-- START Task input --

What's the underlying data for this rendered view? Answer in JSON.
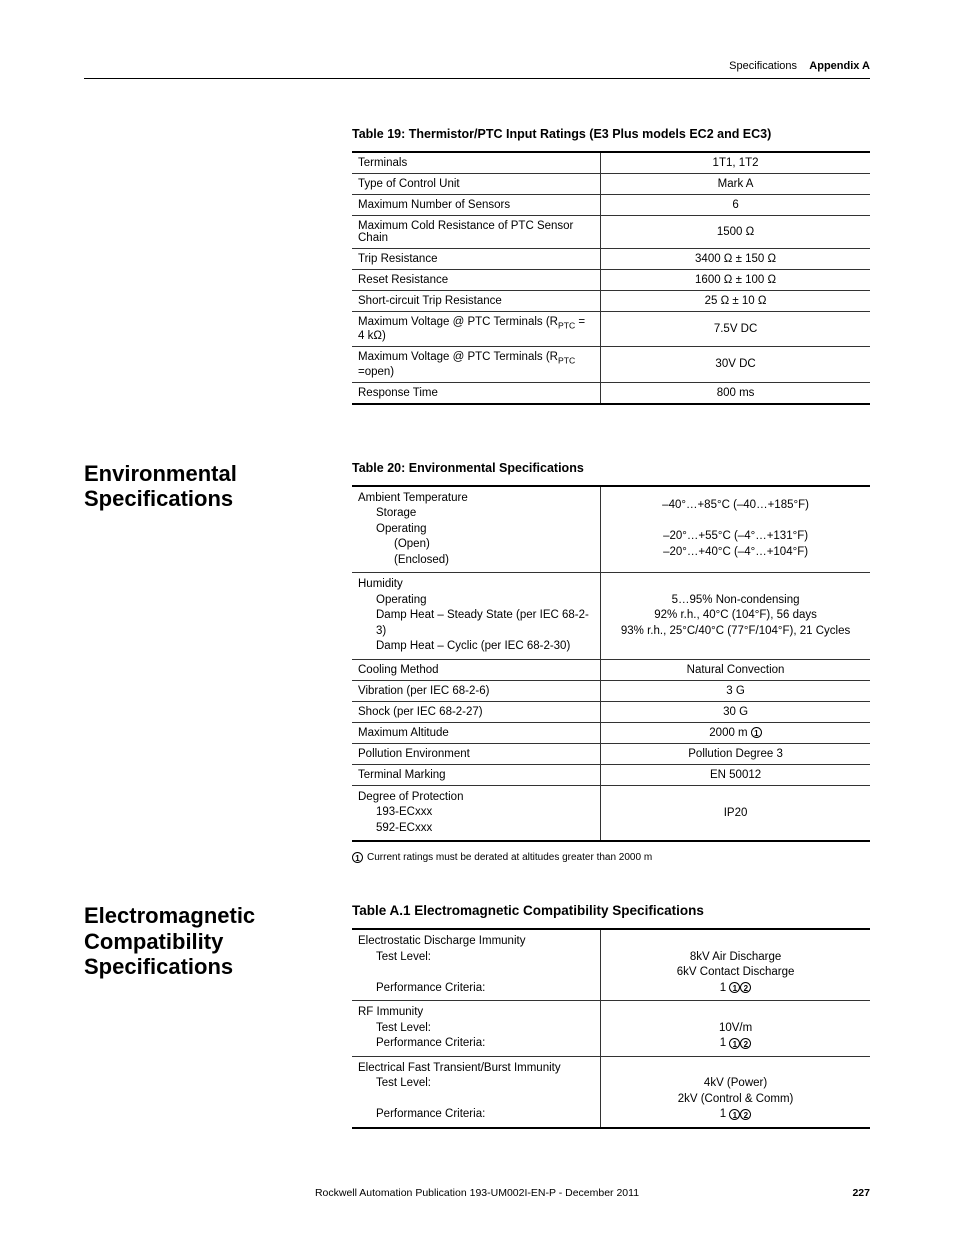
{
  "header": {
    "left": "Specifications",
    "right": "Appendix A"
  },
  "table19": {
    "title": "Table 19: Thermistor/PTC Input Ratings (E3 Plus models EC2 and EC3)",
    "rows": [
      {
        "label": "Terminals",
        "value": "1T1, 1T2"
      },
      {
        "label": "Type of Control Unit",
        "value": "Mark A"
      },
      {
        "label": "Maximum Number of Sensors",
        "value": "6"
      },
      {
        "label": "Maximum Cold Resistance of PTC Sensor Chain",
        "value": "1500 Ω"
      },
      {
        "label": "Trip Resistance",
        "value": "3400 Ω ± 150 Ω"
      },
      {
        "label": "Reset Resistance",
        "value": "1600 Ω ± 100 Ω"
      },
      {
        "label": "Short-circuit Trip Resistance",
        "value": "25 Ω ± 10 Ω"
      },
      {
        "label_html": "Maximum Voltage @ PTC Terminals (R<sub>PTC</sub> = 4 kΩ)",
        "value": "7.5V DC"
      },
      {
        "label_html": "Maximum Voltage @ PTC Terminals (R<sub>PTC</sub> =open)",
        "value": "30V DC"
      },
      {
        "label": "Response Time",
        "value": "800 ms"
      }
    ]
  },
  "env": {
    "heading": "Environmental Specifications",
    "title": "Table 20:  Environmental Specifications",
    "rows": [
      {
        "label_lines": [
          "Ambient Temperature",
          {
            "indent": 1,
            "text": "Storage"
          },
          {
            "indent": 1,
            "text": "Operating"
          },
          {
            "indent": 2,
            "text": "(Open)"
          },
          {
            "indent": 2,
            "text": "(Enclosed)"
          }
        ],
        "value_lines": [
          "–40°…+85°C (–40…+185°F)",
          "",
          "–20°…+55°C (–4°…+131°F)",
          "–20°…+40°C (–4°…+104°F)"
        ]
      },
      {
        "label_lines": [
          "Humidity",
          {
            "indent": 1,
            "text": "Operating"
          },
          {
            "indent": 1,
            "text": "Damp Heat – Steady State (per IEC 68-2-3)"
          },
          {
            "indent": 1,
            "text": "Damp Heat – Cyclic (per IEC 68-2-30)"
          }
        ],
        "value_lines": [
          "5…95% Non-condensing",
          "92% r.h., 40°C (104°F), 56 days",
          "93% r.h., 25°C/40°C (77°F/104°F), 21 Cycles"
        ]
      },
      {
        "label": "Cooling Method",
        "value": "Natural Convection"
      },
      {
        "label": "Vibration (per IEC 68-2-6)",
        "value": "3 G"
      },
      {
        "label": "Shock (per IEC 68-2-27)",
        "value": "30 G"
      },
      {
        "label": "Maximum Altitude",
        "value_html": "2000 m <span class=\"circled\">1</span>"
      },
      {
        "label": "Pollution Environment",
        "value": "Pollution Degree 3"
      },
      {
        "label": "Terminal Marking",
        "value": "EN 50012"
      },
      {
        "label_lines": [
          "Degree of Protection",
          {
            "indent": 1,
            "text": "193-ECxxx"
          },
          {
            "indent": 1,
            "text": "592-ECxxx"
          }
        ],
        "value": "IP20"
      }
    ],
    "footnote_num": "1",
    "footnote_text": "Current ratings must be derated at altitudes greater than 2000 m"
  },
  "emc": {
    "heading": "Electromagnetic Compatibility Specifications",
    "title": "Table A.1 Electromagnetic Compatibility Specifications",
    "rows": [
      {
        "label_lines": [
          "Electrostatic Discharge Immunity",
          {
            "indent": 1,
            "text": "Test Level:"
          },
          "",
          {
            "indent": 1,
            "text": "Performance Criteria:"
          }
        ],
        "value_lines": [
          "",
          "8kV Air Discharge",
          "6kV Contact Discharge",
          {
            "html": "1 <span class=\"circled\">1</span><span class=\"circled\">2</span>"
          }
        ]
      },
      {
        "label_lines": [
          "RF Immunity",
          {
            "indent": 1,
            "text": "Test Level:"
          },
          {
            "indent": 1,
            "text": "Performance Criteria:"
          }
        ],
        "value_lines": [
          "",
          "10V/m",
          {
            "html": "1 <span class=\"circled\">1</span><span class=\"circled\">2</span>"
          }
        ]
      },
      {
        "label_lines": [
          "Electrical Fast Transient/Burst Immunity",
          {
            "indent": 1,
            "text": "Test Level:"
          },
          "",
          {
            "indent": 1,
            "text": "Performance Criteria:"
          }
        ],
        "value_lines": [
          "",
          "4kV (Power)",
          "2kV (Control & Comm)",
          {
            "html": "1 <span class=\"circled\">1</span><span class=\"circled\">2</span>"
          }
        ]
      }
    ]
  },
  "footer": {
    "pub": "Rockwell Automation Publication 193-UM002I-EN-P - December 2011",
    "page": "227"
  }
}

-- END Task input --

Requirements
Give the entries again without a single change, but with no pictures.

Full response
What's the underlying data for this rendered view? Answer in JSON.
{
  "header": {
    "left": "Specifications",
    "right": "Appendix A"
  },
  "table19": {
    "title": "Table 19: Thermistor/PTC Input Ratings (E3 Plus models EC2 and EC3)",
    "rows": [
      {
        "label": "Terminals",
        "value": "1T1, 1T2"
      },
      {
        "label": "Type of Control Unit",
        "value": "Mark A"
      },
      {
        "label": "Maximum Number of Sensors",
        "value": "6"
      },
      {
        "label": "Maximum Cold Resistance of PTC Sensor Chain",
        "value": "1500 Ω"
      },
      {
        "label": "Trip Resistance",
        "value": "3400 Ω ± 150 Ω"
      },
      {
        "label": "Reset Resistance",
        "value": "1600 Ω ± 100 Ω"
      },
      {
        "label": "Short-circuit Trip Resistance",
        "value": "25 Ω ± 10 Ω"
      },
      {
        "label_html": "Maximum Voltage @ PTC Terminals (R<sub>PTC</sub> = 4 kΩ)",
        "value": "7.5V DC"
      },
      {
        "label_html": "Maximum Voltage @ PTC Terminals (R<sub>PTC</sub> =open)",
        "value": "30V DC"
      },
      {
        "label": "Response Time",
        "value": "800 ms"
      }
    ]
  },
  "env": {
    "heading": "Environmental Specifications",
    "title": "Table 20:  Environmental Specifications",
    "rows": [
      {
        "label_lines": [
          "Ambient Temperature",
          {
            "indent": 1,
            "text": "Storage"
          },
          {
            "indent": 1,
            "text": "Operating"
          },
          {
            "indent": 2,
            "text": "(Open)"
          },
          {
            "indent": 2,
            "text": "(Enclosed)"
          }
        ],
        "value_lines": [
          "–40°…+85°C (–40…+185°F)",
          "",
          "–20°…+55°C (–4°…+131°F)",
          "–20°…+40°C (–4°…+104°F)"
        ]
      },
      {
        "label_lines": [
          "Humidity",
          {
            "indent": 1,
            "text": "Operating"
          },
          {
            "indent": 1,
            "text": "Damp Heat – Steady State (per IEC 68-2-3)"
          },
          {
            "indent": 1,
            "text": "Damp Heat – Cyclic (per IEC 68-2-30)"
          }
        ],
        "value_lines": [
          "5…95% Non-condensing",
          "92% r.h., 40°C (104°F), 56 days",
          "93% r.h., 25°C/40°C (77°F/104°F), 21 Cycles"
        ]
      },
      {
        "label": "Cooling Method",
        "value": "Natural Convection"
      },
      {
        "label": "Vibration (per IEC 68-2-6)",
        "value": "3 G"
      },
      {
        "label": "Shock (per IEC 68-2-27)",
        "value": "30 G"
      },
      {
        "label": "Maximum Altitude",
        "value_html": "2000 m <span class=\"circled\">1</span>"
      },
      {
        "label": "Pollution Environment",
        "value": "Pollution Degree 3"
      },
      {
        "label": "Terminal Marking",
        "value": "EN 50012"
      },
      {
        "label_lines": [
          "Degree of Protection",
          {
            "indent": 1,
            "text": "193-ECxxx"
          },
          {
            "indent": 1,
            "text": "592-ECxxx"
          }
        ],
        "value": "IP20"
      }
    ],
    "footnote_num": "1",
    "footnote_text": "Current ratings must be derated at altitudes greater than 2000 m"
  },
  "emc": {
    "heading": "Electromagnetic Compatibility Specifications",
    "title": "Table A.1 Electromagnetic Compatibility Specifications",
    "rows": [
      {
        "label_lines": [
          "Electrostatic Discharge Immunity",
          {
            "indent": 1,
            "text": "Test Level:"
          },
          "",
          {
            "indent": 1,
            "text": "Performance Criteria:"
          }
        ],
        "value_lines": [
          "",
          "8kV Air Discharge",
          "6kV Contact Discharge",
          {
            "html": "1 <span class=\"circled\">1</span><span class=\"circled\">2</span>"
          }
        ]
      },
      {
        "label_lines": [
          "RF Immunity",
          {
            "indent": 1,
            "text": "Test Level:"
          },
          {
            "indent": 1,
            "text": "Performance Criteria:"
          }
        ],
        "value_lines": [
          "",
          "10V/m",
          {
            "html": "1 <span class=\"circled\">1</span><span class=\"circled\">2</span>"
          }
        ]
      },
      {
        "label_lines": [
          "Electrical Fast Transient/Burst Immunity",
          {
            "indent": 1,
            "text": "Test Level:"
          },
          "",
          {
            "indent": 1,
            "text": "Performance Criteria:"
          }
        ],
        "value_lines": [
          "",
          "4kV (Power)",
          "2kV (Control & Comm)",
          {
            "html": "1 <span class=\"circled\">1</span><span class=\"circled\">2</span>"
          }
        ]
      }
    ]
  },
  "footer": {
    "pub": "Rockwell Automation Publication 193-UM002I-EN-P - December 2011",
    "page": "227"
  }
}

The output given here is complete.